> _Provided data_
________________

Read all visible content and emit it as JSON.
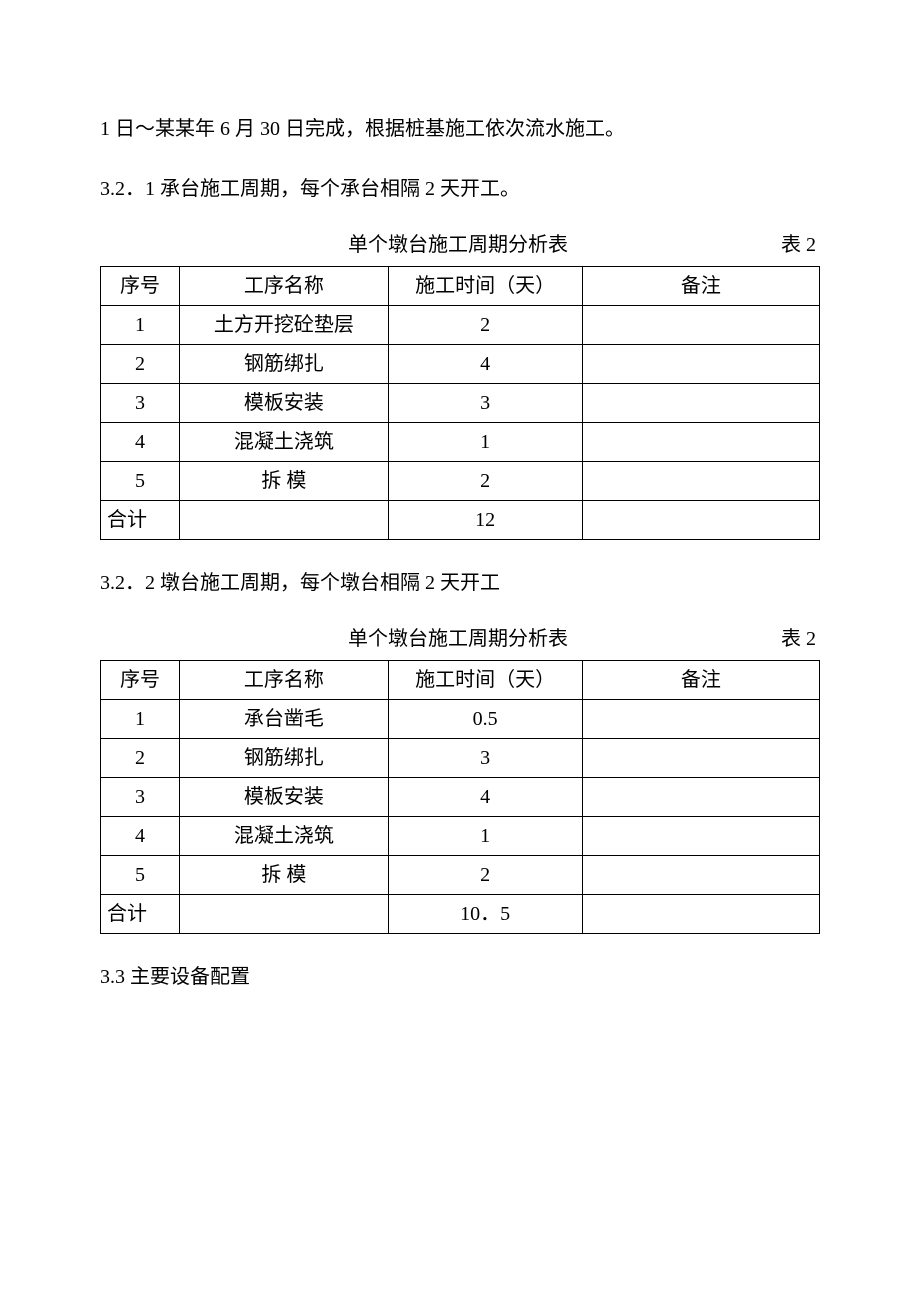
{
  "intro": "1 日～某某年 6 月 30 日完成，根据桩基施工依次流水施工。",
  "sec321": "3.2．1 承台施工周期，每个承台相隔 2 天开工。",
  "table1": {
    "caption": "单个墩台施工周期分析表",
    "label": "表 2",
    "headers": {
      "seq": "序号",
      "name": "工序名称",
      "time": "施工时间（天）",
      "note": "备注"
    },
    "rows": [
      {
        "seq": "1",
        "name": "土方开挖砼垫层",
        "time": "2",
        "note": ""
      },
      {
        "seq": "2",
        "name": "钢筋绑扎",
        "time": "4",
        "note": ""
      },
      {
        "seq": "3",
        "name": "模板安装",
        "time": "3",
        "note": ""
      },
      {
        "seq": "4",
        "name": "混凝土浇筑",
        "time": "1",
        "note": ""
      },
      {
        "seq": "5",
        "name": "拆 模",
        "time": "2",
        "note": ""
      }
    ],
    "total": {
      "label": "合计",
      "value": "12"
    }
  },
  "sec322": "3.2．2 墩台施工周期，每个墩台相隔 2 天开工",
  "table2": {
    "caption": "单个墩台施工周期分析表",
    "label": "表 2",
    "headers": {
      "seq": "序号",
      "name": "工序名称",
      "time": "施工时间（天）",
      "note": "备注"
    },
    "rows": [
      {
        "seq": "1",
        "name": "承台凿毛",
        "time": "0.5",
        "note": ""
      },
      {
        "seq": "2",
        "name": "钢筋绑扎",
        "time": "3",
        "note": ""
      },
      {
        "seq": "3",
        "name": "模板安装",
        "time": "4",
        "note": ""
      },
      {
        "seq": "4",
        "name": "混凝土浇筑",
        "time": "1",
        "note": ""
      },
      {
        "seq": "5",
        "name": "拆 模",
        "time": "2",
        "note": ""
      }
    ],
    "total": {
      "label": "合计",
      "value": "10．5"
    }
  },
  "sec33": "3.3 主要设备配置"
}
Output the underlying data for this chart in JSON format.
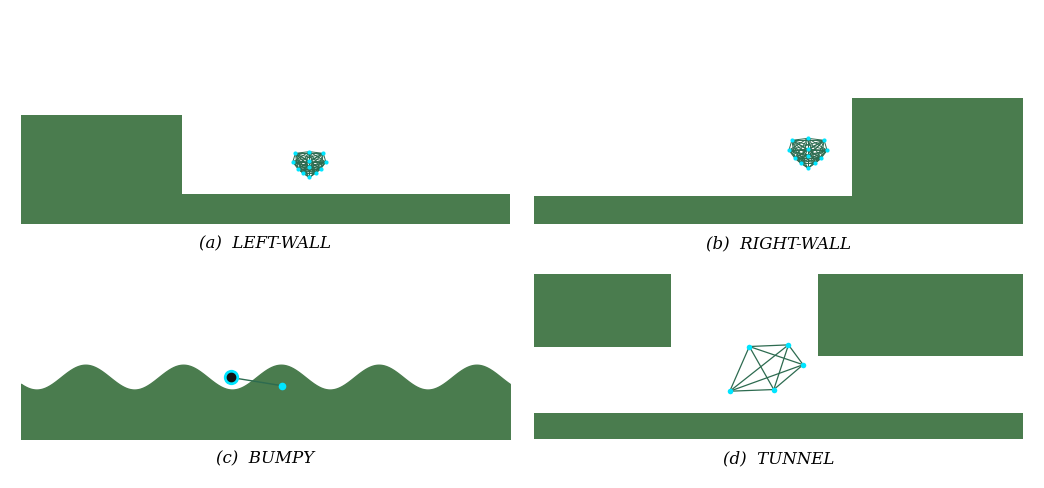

________________

> _What is needed_
Your copy should match the entries exactly, minus the pictures.

> _The output_
Read all visible content and emit it as JSON.
{
  "intro": "1 日～某某年 6 月 30 日完成，根据桩基施工依次流水施工。",
  "sec321": "3.2．1 承台施工周期，每个承台相隔 2 天开工。",
  "table1": {
    "caption": "单个墩台施工周期分析表",
    "label": "表 2",
    "headers": {
      "seq": "序号",
      "name": "工序名称",
      "time": "施工时间（天）",
      "note": "备注"
    },
    "rows": [
      {
        "seq": "1",
        "name": "土方开挖砼垫层",
        "time": "2",
        "note": ""
      },
      {
        "seq": "2",
        "name": "钢筋绑扎",
        "time": "4",
        "note": ""
      },
      {
        "seq": "3",
        "name": "模板安装",
        "time": "3",
        "note": ""
      },
      {
        "seq": "4",
        "name": "混凝土浇筑",
        "time": "1",
        "note": ""
      },
      {
        "seq": "5",
        "name": "拆 模",
        "time": "2",
        "note": ""
      }
    ],
    "total": {
      "label": "合计",
      "value": "12"
    }
  },
  "sec322": "3.2．2 墩台施工周期，每个墩台相隔 2 天开工",
  "table2": {
    "caption": "单个墩台施工周期分析表",
    "label": "表 2",
    "headers": {
      "seq": "序号",
      "name": "工序名称",
      "time": "施工时间（天）",
      "note": "备注"
    },
    "rows": [
      {
        "seq": "1",
        "name": "承台凿毛",
        "time": "0.5",
        "note": ""
      },
      {
        "seq": "2",
        "name": "钢筋绑扎",
        "time": "3",
        "note": ""
      },
      {
        "seq": "3",
        "name": "模板安装",
        "time": "4",
        "note": ""
      },
      {
        "seq": "4",
        "name": "混凝土浇筑",
        "time": "1",
        "note": ""
      },
      {
        "seq": "5",
        "name": "拆 模",
        "time": "2",
        "note": ""
      }
    ],
    "total": {
      "label": "合计",
      "value": "10．5"
    }
  },
  "sec33": "3.3 主要设备配置"
}
Output the underlying data for this chart in JSON format.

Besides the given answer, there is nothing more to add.